Raw records:
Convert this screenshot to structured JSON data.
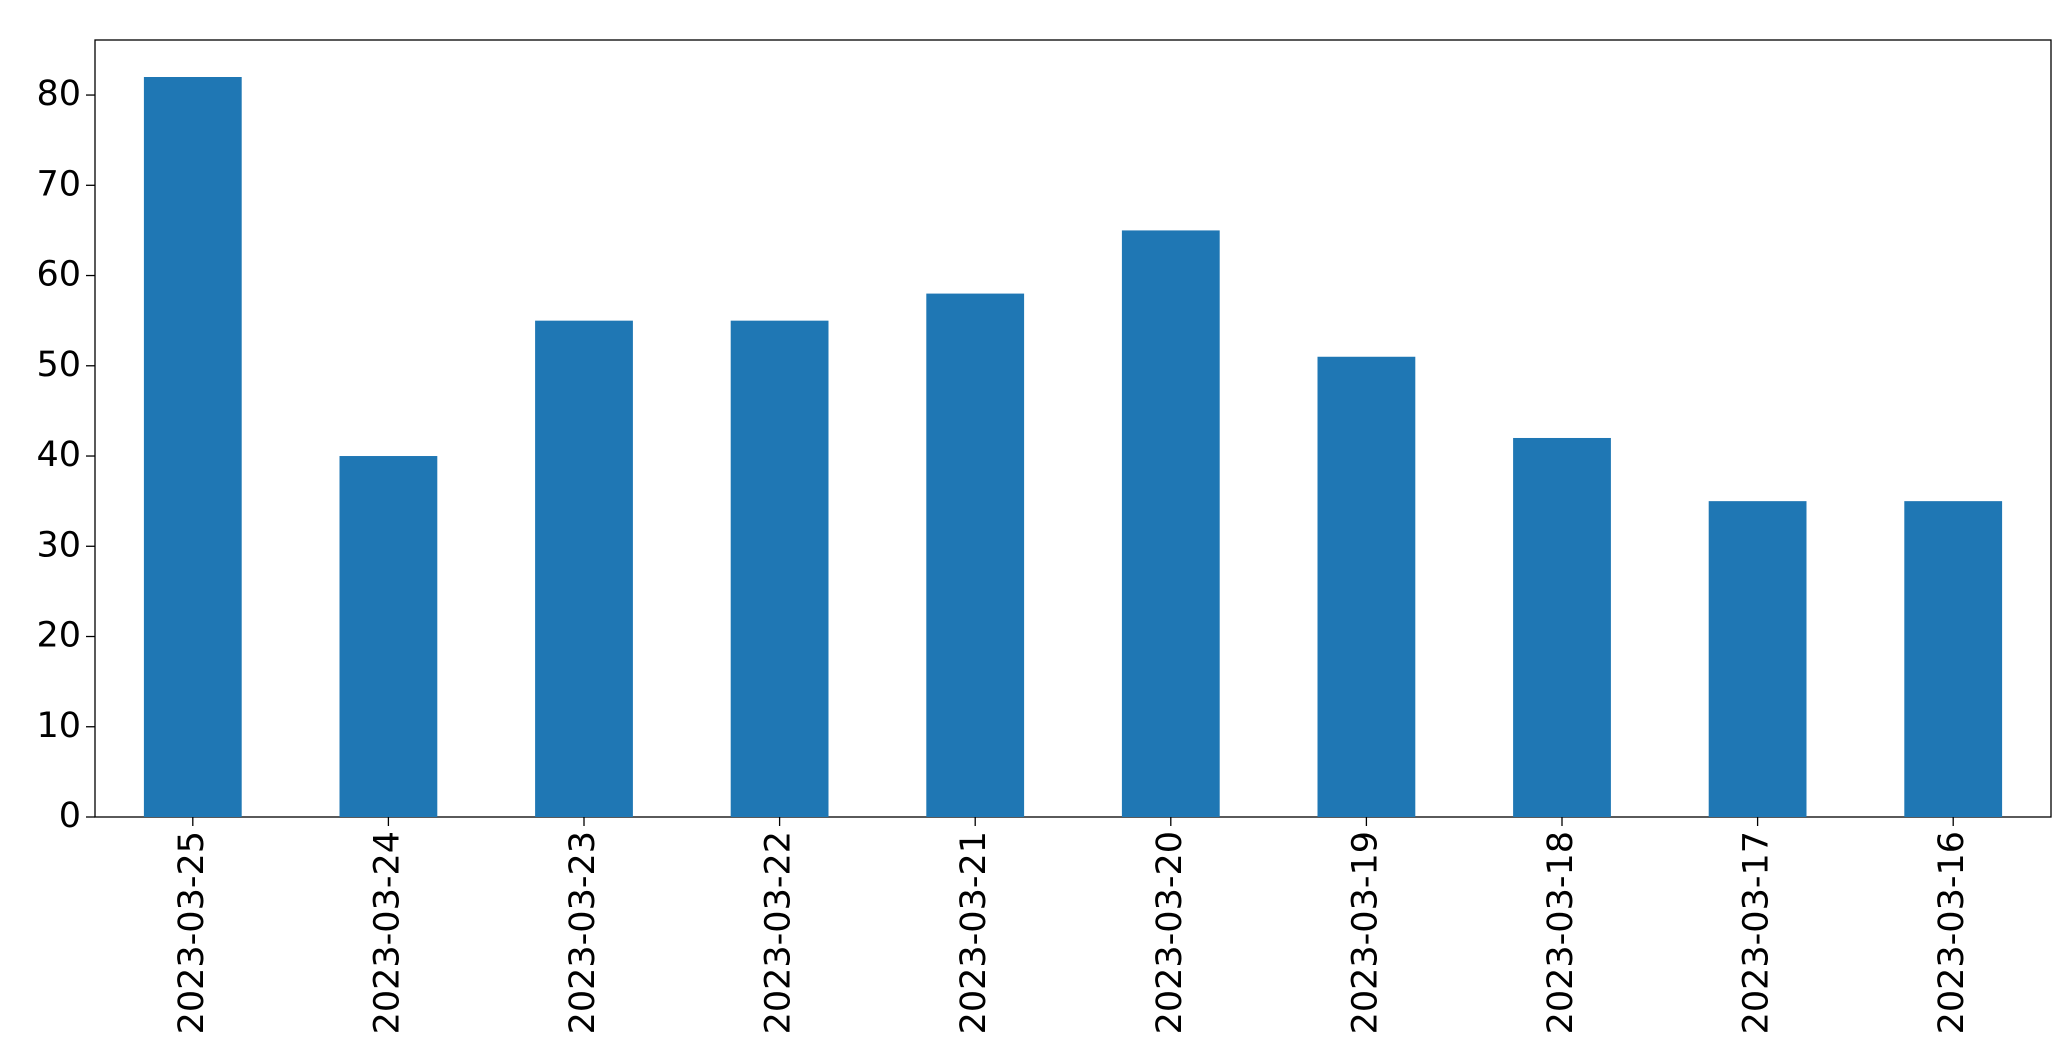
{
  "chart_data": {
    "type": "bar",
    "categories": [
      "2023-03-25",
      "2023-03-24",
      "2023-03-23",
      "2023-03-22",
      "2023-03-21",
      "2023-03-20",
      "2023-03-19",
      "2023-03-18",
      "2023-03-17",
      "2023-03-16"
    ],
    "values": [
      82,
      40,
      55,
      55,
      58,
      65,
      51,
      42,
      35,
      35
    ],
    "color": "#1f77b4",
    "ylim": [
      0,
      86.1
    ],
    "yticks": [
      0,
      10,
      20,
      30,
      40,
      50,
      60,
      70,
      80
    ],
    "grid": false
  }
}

--

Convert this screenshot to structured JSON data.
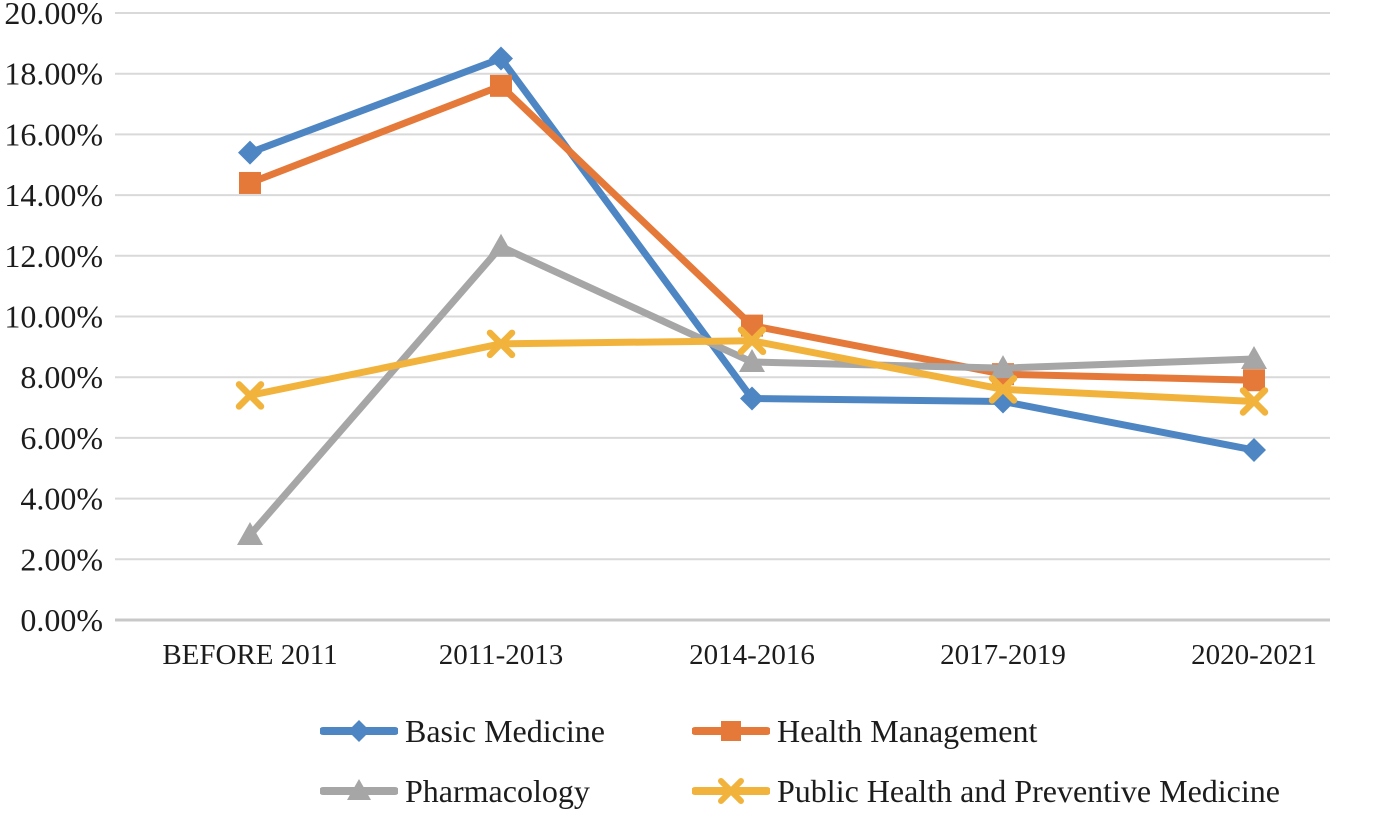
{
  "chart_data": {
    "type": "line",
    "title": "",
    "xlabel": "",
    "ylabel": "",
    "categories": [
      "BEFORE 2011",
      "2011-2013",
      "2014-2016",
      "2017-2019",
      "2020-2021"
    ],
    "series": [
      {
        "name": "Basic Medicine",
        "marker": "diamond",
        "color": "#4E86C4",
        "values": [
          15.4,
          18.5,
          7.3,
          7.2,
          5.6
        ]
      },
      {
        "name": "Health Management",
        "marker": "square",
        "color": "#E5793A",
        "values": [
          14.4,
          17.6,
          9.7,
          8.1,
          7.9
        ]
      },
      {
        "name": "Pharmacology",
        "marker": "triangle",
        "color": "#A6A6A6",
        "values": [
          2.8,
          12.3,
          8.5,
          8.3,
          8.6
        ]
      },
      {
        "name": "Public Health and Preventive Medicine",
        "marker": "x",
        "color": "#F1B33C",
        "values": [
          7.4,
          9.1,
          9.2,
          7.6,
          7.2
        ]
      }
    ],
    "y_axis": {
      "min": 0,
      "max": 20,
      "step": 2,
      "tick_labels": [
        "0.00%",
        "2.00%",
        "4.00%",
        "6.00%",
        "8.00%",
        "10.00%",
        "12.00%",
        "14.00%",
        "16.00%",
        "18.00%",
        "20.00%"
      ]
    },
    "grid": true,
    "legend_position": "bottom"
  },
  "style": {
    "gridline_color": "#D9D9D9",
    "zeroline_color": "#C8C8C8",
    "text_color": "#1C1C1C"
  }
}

...

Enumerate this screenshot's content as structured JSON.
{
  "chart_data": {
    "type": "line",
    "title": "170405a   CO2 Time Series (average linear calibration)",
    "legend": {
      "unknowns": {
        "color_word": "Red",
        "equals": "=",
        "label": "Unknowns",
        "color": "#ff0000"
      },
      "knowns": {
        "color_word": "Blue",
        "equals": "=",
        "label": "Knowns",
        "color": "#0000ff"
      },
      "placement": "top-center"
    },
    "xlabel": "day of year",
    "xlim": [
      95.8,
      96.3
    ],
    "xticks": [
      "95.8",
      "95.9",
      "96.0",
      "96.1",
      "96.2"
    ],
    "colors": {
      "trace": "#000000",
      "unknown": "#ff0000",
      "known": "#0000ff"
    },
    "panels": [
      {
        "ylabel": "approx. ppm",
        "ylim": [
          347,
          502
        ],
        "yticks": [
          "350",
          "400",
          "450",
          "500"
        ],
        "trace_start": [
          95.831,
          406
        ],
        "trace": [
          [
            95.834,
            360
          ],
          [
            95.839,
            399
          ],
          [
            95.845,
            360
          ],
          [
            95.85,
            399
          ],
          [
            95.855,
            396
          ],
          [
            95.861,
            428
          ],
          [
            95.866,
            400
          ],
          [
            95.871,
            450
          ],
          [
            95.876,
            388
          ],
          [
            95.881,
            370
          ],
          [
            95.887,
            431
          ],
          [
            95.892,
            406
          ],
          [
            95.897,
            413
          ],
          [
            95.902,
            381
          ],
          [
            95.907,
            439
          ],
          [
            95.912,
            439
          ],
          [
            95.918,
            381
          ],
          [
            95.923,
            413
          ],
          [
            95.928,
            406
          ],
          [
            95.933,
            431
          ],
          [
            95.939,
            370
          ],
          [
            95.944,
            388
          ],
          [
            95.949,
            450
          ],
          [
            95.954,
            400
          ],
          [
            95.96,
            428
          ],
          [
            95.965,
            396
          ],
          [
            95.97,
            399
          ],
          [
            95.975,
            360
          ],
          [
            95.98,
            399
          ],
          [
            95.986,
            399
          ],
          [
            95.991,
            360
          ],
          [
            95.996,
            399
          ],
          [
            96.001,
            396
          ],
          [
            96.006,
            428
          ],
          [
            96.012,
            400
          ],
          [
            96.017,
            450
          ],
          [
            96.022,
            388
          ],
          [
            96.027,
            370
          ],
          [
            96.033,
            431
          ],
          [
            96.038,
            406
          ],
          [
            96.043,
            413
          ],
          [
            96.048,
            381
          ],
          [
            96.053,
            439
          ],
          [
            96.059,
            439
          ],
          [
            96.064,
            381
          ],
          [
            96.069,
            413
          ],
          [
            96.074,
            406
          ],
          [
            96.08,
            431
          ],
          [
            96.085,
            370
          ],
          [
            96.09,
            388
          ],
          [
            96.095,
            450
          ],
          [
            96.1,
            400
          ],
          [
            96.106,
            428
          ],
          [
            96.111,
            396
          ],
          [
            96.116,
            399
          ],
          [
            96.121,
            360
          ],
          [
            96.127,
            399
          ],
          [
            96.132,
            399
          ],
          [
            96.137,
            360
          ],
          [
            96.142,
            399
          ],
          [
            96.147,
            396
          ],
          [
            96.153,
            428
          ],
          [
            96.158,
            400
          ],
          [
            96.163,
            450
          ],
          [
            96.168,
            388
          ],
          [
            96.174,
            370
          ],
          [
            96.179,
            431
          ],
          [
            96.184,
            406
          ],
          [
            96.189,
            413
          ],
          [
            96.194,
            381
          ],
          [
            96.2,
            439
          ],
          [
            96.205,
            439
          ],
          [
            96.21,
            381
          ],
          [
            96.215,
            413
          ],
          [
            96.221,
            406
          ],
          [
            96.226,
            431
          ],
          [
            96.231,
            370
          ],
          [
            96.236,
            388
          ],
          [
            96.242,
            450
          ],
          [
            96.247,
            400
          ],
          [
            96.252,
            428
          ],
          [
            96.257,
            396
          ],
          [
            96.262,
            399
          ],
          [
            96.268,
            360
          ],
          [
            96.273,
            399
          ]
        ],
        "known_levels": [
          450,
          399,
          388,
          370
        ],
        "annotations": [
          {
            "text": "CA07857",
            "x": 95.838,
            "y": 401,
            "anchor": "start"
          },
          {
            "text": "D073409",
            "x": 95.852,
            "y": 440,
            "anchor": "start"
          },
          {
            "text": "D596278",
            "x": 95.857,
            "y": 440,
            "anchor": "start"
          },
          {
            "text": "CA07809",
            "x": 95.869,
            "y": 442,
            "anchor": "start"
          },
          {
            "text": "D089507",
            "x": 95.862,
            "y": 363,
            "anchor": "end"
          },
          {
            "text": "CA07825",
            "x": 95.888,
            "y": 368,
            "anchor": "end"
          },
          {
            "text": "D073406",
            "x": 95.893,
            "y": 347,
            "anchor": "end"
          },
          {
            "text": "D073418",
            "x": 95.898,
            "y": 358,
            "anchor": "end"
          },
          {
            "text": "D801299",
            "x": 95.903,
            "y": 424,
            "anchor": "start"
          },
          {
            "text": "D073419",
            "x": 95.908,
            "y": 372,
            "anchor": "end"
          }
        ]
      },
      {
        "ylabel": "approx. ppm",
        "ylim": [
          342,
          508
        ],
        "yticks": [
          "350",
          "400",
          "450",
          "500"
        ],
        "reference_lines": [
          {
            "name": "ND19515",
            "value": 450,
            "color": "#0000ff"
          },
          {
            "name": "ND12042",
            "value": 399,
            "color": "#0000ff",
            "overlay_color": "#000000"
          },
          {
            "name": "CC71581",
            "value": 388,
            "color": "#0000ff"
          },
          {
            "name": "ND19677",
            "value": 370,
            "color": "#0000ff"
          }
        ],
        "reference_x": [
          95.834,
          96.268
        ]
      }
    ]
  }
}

Short task: Pick out every line above that contains the word "name" and copy it.

Output for this task:
        "name": "Basic Medicine",
        "name": "Health Management",
        "name": "Pharmacology",
        "name": "Public Health and Preventive Medicine",
            "name": "ND19515",
            "name": "ND12042",
            "name": "CC71581",
            "name": "ND19677",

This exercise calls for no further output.